The request →
Gather up every line from the entries below that uses the word "yield".

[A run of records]

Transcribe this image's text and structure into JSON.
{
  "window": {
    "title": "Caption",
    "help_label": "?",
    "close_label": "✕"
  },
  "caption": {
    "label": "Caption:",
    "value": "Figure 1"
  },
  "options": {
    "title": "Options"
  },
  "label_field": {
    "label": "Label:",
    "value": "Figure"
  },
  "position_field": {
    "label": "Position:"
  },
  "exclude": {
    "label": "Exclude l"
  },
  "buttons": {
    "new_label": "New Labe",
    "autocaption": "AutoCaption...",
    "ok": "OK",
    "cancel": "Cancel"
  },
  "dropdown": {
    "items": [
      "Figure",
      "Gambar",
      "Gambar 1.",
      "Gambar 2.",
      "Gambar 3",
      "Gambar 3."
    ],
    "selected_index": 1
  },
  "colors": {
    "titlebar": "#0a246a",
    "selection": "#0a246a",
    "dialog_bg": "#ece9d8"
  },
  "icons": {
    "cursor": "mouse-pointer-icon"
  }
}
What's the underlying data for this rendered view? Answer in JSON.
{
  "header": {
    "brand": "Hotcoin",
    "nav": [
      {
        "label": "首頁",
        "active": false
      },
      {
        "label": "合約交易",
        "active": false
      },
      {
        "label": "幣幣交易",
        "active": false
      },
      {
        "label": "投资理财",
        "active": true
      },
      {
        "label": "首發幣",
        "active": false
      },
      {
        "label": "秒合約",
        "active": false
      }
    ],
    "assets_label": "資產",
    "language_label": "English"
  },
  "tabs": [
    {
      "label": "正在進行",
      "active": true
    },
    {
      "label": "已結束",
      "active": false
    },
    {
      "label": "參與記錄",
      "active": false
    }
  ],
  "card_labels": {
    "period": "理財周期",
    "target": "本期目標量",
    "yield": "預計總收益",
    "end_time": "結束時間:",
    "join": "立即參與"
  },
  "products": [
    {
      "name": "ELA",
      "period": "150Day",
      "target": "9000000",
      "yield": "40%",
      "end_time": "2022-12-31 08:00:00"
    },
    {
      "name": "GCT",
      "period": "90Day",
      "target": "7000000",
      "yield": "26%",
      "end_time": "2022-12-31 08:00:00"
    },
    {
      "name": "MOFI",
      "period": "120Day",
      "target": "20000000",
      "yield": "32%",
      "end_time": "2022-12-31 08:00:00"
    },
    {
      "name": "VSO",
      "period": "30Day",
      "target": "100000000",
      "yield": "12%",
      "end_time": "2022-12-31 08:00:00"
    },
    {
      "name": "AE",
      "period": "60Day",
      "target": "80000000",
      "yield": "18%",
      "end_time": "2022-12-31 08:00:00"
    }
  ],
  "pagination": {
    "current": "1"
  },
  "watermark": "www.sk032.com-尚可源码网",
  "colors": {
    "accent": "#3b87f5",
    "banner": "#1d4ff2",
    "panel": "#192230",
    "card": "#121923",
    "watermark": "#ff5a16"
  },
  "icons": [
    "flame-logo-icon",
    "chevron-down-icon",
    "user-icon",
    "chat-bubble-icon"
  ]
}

Worked answer →
    "yield": "預計總收益",
      "yield": "40%",
      "yield": "26%",
      "yield": "32%",
      "yield": "12%",
      "yield": "18%",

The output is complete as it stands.